------ THE RECORDS ------

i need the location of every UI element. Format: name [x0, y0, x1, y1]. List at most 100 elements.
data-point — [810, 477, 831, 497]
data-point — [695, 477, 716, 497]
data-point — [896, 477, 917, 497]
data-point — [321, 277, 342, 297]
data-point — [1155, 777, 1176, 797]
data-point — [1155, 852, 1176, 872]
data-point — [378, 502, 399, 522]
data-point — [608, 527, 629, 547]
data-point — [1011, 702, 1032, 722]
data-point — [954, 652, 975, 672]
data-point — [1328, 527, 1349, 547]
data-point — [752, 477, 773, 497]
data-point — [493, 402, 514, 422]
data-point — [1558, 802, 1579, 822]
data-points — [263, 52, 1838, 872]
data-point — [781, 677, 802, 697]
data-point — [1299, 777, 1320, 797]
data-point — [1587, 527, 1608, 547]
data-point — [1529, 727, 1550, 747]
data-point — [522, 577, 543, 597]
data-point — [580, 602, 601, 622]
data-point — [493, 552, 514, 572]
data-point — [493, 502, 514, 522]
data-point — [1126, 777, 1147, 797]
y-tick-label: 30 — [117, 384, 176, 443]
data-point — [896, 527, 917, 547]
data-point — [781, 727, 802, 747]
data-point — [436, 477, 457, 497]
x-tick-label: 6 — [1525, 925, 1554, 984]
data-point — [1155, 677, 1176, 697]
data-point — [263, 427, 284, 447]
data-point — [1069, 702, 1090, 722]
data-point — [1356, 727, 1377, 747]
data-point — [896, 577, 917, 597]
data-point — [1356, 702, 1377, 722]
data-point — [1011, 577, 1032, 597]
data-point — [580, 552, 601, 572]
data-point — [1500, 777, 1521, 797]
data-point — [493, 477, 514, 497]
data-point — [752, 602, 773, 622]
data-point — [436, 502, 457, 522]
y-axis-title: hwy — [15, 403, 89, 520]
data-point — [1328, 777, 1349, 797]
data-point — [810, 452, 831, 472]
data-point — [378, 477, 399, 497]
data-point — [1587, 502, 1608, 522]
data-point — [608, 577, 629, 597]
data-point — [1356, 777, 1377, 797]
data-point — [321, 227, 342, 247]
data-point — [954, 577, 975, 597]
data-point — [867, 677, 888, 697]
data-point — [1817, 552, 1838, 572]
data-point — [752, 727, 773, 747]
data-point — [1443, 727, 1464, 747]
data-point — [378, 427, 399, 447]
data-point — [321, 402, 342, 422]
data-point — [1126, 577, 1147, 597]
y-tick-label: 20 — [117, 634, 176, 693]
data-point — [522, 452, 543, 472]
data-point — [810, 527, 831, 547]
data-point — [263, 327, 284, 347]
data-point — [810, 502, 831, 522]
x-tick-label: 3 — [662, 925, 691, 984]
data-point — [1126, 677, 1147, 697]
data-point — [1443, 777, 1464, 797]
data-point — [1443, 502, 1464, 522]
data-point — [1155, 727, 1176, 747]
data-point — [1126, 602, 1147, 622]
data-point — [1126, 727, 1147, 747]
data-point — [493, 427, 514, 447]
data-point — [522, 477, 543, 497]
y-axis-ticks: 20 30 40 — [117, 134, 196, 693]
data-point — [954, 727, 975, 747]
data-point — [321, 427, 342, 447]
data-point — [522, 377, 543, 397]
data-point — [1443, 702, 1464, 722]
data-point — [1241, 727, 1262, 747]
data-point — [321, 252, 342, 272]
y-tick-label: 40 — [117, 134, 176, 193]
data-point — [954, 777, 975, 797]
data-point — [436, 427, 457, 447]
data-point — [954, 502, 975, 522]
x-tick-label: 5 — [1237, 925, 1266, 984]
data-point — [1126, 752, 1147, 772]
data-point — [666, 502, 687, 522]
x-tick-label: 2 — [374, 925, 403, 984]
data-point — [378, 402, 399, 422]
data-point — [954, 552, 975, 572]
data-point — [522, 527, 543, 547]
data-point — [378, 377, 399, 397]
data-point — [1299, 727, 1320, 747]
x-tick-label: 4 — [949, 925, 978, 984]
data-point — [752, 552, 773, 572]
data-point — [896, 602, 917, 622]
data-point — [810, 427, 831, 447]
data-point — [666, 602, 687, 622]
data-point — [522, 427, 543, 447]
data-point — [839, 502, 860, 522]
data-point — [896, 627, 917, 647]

------

> _STATED GOAL_: Can you turn all of the material above into a JSON list of strings, with one string per line and no blank lines?

> _TASK ANSWER_:
[
  "i need the location of every UI element. Format: name [x0, y0, x1, y1]. List at most 100 elements.",
  "data-point — [810, 477, 831, 497]",
  "data-point — [695, 477, 716, 497]",
  "data-point — [896, 477, 917, 497]",
  "data-point — [321, 277, 342, 297]",
  "data-point — [1155, 777, 1176, 797]",
  "data-point — [1155, 852, 1176, 872]",
  "data-point — [378, 502, 399, 522]",
  "data-point — [608, 527, 629, 547]",
  "data-point — [1011, 702, 1032, 722]",
  "data-point — [954, 652, 975, 672]",
  "data-point — [1328, 527, 1349, 547]",
  "data-point — [752, 477, 773, 497]",
  "data-point — [493, 402, 514, 422]",
  "data-point — [1558, 802, 1579, 822]",
  "data-points — [263, 52, 1838, 872]",
  "data-point — [781, 677, 802, 697]",
  "data-point — [1299, 777, 1320, 797]",
  "data-point — [1587, 527, 1608, 547]",
  "data-point — [1529, 727, 1550, 747]",
  "data-point — [522, 577, 543, 597]",
  "data-point — [580, 602, 601, 622]",
  "data-point — [493, 552, 514, 572]",
  "data-point — [493, 502, 514, 522]",
  "data-point — [1126, 777, 1147, 797]",
  "y-tick-label: 30 — [117, 384, 176, 443]",
  "data-point — [896, 527, 917, 547]",
  "data-point — [781, 727, 802, 747]",
  "data-point — [436, 477, 457, 497]",
  "x-tick-label: 6 — [1525, 925, 1554, 984]",
  "data-point — [1155, 677, 1176, 697]",
  "data-point — [263, 427, 284, 447]",
  "data-point — [1069, 702, 1090, 722]",
  "data-point — [1356, 727, 1377, 747]",
  "data-point — [896, 577, 917, 597]",
  "data-point — [1356, 702, 1377, 722]",
  "data-point — [1011, 577, 1032, 597]",
  "data-point — [580, 552, 601, 572]",
  "data-point — [1500, 777, 1521, 797]",
  "data-point — [493, 477, 514, 497]",
  "data-point — [752, 602, 773, 622]",
  "data-point — [436, 502, 457, 522]",
  "y-axis-title: hwy — [15, 403, 89, 520]",
  "data-point — [1328, 777, 1349, 797]",
  "data-point — [810, 452, 831, 472]",
  "data-point — [378, 477, 399, 497]",
  "data-point — [1587, 502, 1608, 522]",
  "data-point — [608, 577, 629, 597]",
  "data-point — [1356, 777, 1377, 797]",
  "data-point — [321, 227, 342, 247]",
  "data-point — [954, 577, 975, 597]",
  "data-point — [867, 677, 888, 697]",
  "data-point — [1817, 552, 1838, 572]",
  "data-point — [752, 727, 773, 747]",
  "data-point — [1443, 727, 1464, 747]",
  "data-point — [378, 427, 399, 447]",
  "data-point — [321, 402, 342, 422]",
  "data-point — [1126, 577, 1147, 597]",
  "y-tick-label: 20 — [117, 634, 176, 693]",
  "data-point — [522, 452, 543, 472]",
  "data-point — [810, 527, 831, 547]",
  "data-point — [263, 327, 284, 347]",
  "data-point — [810, 502, 831, 522]",
  "x-tick-label: 3 — [662, 925, 691, 984]",
  "data-point — [1126, 677, 1147, 697]",
  "data-point — [1443, 777, 1464, 797]",
  "data-point — [1443, 502, 1464, 522]",
  "data-point — [1155, 727, 1176, 747]",
  "data-point — [1126, 602, 1147, 622]",
  "data-point — [1126, 727, 1147, 747]",
  "data-point — [493, 427, 514, 447]",
  "data-point — [522, 477, 543, 497]",
  "y-axis-ticks: 20 30 40 — [117, 134, 196, 693]",
  "data-point — [954, 727, 975, 747]",
  "data-point — [321, 427, 342, 447]",
  "data-point — [522, 377, 543, 397]",
  "data-point — [1443, 702, 1464, 722]",
  "data-point — [1241, 727, 1262, 747]",
  "data-point — [321, 252, 342, 272]",
  "y-tick-label: 40 — [117, 134, 176, 193]",
  "data-point — [954, 777, 975, 797]",
  "data-point — [436, 427, 457, 447]",
  "data-point — [954, 502, 975, 522]",
  "x-tick-label: 5 — [1237, 925, 1266, 984]",
  "data-point — [1126, 752, 1147, 772]",
  "data-point — [666, 502, 687, 522]",
  "x-tick-label: 2 — [374, 925, 403, 984]",
  "data-point — [378, 402, 399, 422]",
  "data-point — [954, 552, 975, 572]",
  "data-point — [522, 527, 543, 547]",
  "data-point — [378, 377, 399, 397]",
  "data-point — [1299, 727, 1320, 747]",
  "x-tick-label: 4 — [949, 925, 978, 984]",
  "data-point — [752, 552, 773, 572]",
  "data-point — [896, 602, 917, 622]",
  "data-point — [810, 427, 831, 447]",
  "data-point — [666, 602, 687, 622]",
  "data-point — [522, 427, 543, 447]",
  "data-point — [839, 502, 860, 522]",
  "data-point — [896, 627, 917, 647]"
]